→ Exercise instructions
Omit the images, then print each record below exactly as it reads.

→ Records
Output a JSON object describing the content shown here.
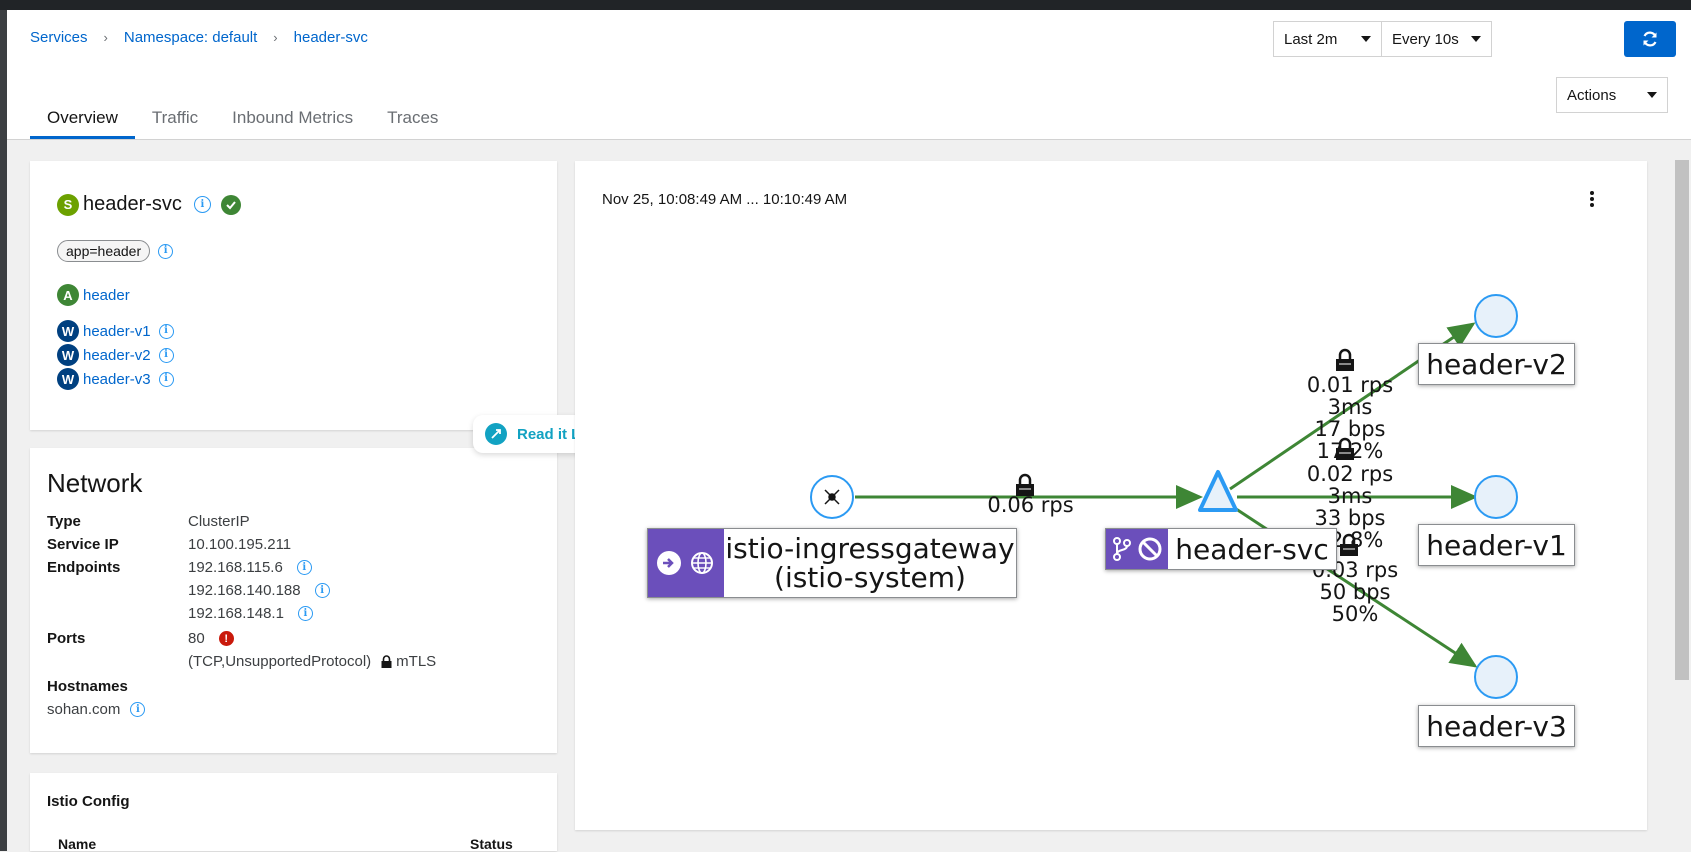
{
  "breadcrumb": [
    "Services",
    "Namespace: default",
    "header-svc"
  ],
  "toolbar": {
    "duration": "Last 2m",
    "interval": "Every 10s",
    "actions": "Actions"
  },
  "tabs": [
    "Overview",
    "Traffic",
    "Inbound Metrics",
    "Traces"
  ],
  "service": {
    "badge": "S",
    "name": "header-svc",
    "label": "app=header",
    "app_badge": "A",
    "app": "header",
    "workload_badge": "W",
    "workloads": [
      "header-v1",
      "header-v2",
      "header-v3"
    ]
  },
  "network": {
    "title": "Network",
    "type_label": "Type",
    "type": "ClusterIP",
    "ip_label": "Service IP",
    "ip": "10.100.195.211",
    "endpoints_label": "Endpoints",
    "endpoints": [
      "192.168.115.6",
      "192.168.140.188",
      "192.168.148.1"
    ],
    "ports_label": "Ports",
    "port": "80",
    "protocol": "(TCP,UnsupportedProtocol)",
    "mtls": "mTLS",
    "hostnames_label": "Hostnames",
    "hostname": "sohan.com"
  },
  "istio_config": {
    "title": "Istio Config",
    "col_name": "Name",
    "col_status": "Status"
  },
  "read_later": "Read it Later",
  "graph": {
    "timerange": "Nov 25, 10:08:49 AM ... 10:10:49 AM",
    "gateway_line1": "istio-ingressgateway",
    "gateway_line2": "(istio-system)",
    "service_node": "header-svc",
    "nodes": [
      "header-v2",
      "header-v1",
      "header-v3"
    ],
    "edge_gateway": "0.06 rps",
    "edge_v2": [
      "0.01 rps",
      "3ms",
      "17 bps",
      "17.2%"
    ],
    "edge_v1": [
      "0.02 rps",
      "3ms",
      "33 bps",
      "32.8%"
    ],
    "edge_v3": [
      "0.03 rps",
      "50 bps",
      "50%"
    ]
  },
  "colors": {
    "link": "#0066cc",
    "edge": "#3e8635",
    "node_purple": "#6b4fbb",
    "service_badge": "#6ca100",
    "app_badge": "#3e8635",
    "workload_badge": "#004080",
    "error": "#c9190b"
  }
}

→ The completed task
Output a JSON object describing the content shown here.
{
  "breadcrumb": [
    "Services",
    "Namespace: default",
    "header-svc"
  ],
  "toolbar": {
    "duration": "Last 2m",
    "interval": "Every 10s",
    "actions": "Actions"
  },
  "tabs": [
    "Overview",
    "Traffic",
    "Inbound Metrics",
    "Traces"
  ],
  "service": {
    "badge": "S",
    "name": "header-svc",
    "label": "app=header",
    "app_badge": "A",
    "app": "header",
    "workload_badge": "W",
    "workloads": [
      "header-v1",
      "header-v2",
      "header-v3"
    ]
  },
  "network": {
    "title": "Network",
    "type_label": "Type",
    "type": "ClusterIP",
    "ip_label": "Service IP",
    "ip": "10.100.195.211",
    "endpoints_label": "Endpoints",
    "endpoints": [
      "192.168.115.6",
      "192.168.140.188",
      "192.168.148.1"
    ],
    "ports_label": "Ports",
    "port": "80",
    "protocol": "(TCP,UnsupportedProtocol)",
    "mtls": "mTLS",
    "hostnames_label": "Hostnames",
    "hostname": "sohan.com"
  },
  "istio_config": {
    "title": "Istio Config",
    "col_name": "Name",
    "col_status": "Status"
  },
  "read_later": "Read it Later",
  "graph": {
    "timerange": "Nov 25, 10:08:49 AM ... 10:10:49 AM",
    "gateway_line1": "istio-ingressgateway",
    "gateway_line2": "(istio-system)",
    "service_node": "header-svc",
    "nodes": [
      "header-v2",
      "header-v1",
      "header-v3"
    ],
    "edge_gateway": "0.06 rps",
    "edge_v2": [
      "0.01 rps",
      "3ms",
      "17 bps",
      "17.2%"
    ],
    "edge_v1": [
      "0.02 rps",
      "3ms",
      "33 bps",
      "32.8%"
    ],
    "edge_v3": [
      "0.03 rps",
      "50 bps",
      "50%"
    ]
  },
  "colors": {
    "link": "#0066cc",
    "edge": "#3e8635",
    "node_purple": "#6b4fbb",
    "service_badge": "#6ca100",
    "app_badge": "#3e8635",
    "workload_badge": "#004080",
    "error": "#c9190b"
  }
}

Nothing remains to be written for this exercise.